>> begin PROVIDED INFORMATION

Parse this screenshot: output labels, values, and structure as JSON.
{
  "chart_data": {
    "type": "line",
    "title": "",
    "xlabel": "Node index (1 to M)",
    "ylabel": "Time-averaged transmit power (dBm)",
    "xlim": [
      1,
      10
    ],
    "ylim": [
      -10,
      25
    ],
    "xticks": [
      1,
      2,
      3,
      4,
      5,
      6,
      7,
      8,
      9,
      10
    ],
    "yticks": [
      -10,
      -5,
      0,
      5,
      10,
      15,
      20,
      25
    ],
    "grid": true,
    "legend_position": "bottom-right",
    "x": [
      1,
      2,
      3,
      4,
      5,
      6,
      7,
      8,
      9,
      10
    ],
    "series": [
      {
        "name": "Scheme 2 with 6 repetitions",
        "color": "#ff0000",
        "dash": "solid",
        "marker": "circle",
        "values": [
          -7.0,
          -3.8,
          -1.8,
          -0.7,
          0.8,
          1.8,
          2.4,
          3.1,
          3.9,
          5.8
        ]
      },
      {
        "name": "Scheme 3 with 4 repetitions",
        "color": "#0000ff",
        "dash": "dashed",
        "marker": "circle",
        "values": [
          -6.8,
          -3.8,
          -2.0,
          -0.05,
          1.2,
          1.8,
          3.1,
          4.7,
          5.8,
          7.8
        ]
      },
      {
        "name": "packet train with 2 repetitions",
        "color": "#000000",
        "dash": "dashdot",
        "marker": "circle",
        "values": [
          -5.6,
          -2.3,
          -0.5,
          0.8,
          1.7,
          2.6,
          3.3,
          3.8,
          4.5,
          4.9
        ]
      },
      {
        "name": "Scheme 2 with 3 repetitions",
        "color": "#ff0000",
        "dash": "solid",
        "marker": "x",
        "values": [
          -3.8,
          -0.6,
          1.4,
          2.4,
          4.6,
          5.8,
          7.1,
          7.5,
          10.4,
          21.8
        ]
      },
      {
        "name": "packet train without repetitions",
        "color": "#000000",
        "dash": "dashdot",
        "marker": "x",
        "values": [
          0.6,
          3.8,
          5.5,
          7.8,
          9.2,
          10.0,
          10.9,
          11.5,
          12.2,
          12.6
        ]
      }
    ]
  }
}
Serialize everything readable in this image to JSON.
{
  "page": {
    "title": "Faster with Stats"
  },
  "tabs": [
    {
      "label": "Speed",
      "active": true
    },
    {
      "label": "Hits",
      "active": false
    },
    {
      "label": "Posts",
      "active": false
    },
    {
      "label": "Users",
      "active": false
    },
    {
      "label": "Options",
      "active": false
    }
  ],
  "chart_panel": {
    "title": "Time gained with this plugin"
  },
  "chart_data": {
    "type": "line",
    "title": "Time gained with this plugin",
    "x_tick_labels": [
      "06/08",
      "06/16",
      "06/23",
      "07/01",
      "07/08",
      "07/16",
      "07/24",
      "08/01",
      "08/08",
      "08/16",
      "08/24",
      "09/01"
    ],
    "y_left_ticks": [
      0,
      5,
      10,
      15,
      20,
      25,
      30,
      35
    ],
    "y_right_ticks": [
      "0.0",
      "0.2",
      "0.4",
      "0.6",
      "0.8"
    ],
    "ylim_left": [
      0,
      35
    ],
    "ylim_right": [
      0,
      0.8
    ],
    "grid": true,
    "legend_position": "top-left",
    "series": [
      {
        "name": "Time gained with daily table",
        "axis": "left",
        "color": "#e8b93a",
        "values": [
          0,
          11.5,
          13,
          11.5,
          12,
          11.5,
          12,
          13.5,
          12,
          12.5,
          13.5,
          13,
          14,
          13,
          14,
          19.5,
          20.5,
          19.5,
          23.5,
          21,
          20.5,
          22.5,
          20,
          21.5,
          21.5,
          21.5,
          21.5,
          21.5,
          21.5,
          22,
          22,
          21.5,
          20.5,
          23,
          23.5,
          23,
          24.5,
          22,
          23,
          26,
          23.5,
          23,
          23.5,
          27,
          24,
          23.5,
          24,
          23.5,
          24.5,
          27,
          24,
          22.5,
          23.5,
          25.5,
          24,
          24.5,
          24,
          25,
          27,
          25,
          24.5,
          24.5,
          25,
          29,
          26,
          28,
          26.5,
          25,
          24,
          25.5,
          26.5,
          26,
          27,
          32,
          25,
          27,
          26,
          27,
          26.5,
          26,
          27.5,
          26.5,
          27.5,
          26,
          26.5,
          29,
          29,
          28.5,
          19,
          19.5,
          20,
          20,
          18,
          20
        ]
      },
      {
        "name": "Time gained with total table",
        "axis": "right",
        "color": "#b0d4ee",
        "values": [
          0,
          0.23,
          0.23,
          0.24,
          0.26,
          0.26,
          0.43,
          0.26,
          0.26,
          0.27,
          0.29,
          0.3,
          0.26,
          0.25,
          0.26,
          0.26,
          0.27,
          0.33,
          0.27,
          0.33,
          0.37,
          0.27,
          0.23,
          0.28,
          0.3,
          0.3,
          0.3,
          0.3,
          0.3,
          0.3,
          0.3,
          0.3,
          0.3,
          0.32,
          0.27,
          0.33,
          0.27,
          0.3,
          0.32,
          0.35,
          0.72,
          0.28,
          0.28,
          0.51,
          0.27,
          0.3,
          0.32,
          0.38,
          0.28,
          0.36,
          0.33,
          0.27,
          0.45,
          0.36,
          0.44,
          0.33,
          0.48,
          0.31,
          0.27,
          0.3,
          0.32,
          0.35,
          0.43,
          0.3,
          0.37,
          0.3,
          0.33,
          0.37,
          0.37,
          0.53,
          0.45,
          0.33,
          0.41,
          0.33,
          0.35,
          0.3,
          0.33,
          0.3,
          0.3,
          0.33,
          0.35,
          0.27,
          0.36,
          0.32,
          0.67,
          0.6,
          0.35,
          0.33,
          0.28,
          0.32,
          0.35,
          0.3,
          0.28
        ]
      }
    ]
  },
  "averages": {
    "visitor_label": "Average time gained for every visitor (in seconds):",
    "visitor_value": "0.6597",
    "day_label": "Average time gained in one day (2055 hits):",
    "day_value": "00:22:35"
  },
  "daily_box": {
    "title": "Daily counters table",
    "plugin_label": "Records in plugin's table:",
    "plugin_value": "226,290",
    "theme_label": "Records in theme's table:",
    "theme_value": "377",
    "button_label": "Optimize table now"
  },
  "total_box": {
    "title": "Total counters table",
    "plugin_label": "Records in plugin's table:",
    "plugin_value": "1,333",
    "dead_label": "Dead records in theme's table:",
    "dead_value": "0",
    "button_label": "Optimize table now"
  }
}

>> end PROVIDED INFORMATION

Extract every line from the records above that contains the word "counters".

### COMPLETED EXERCISE
    "title": "Daily counters table",
    "title": "Total counters table",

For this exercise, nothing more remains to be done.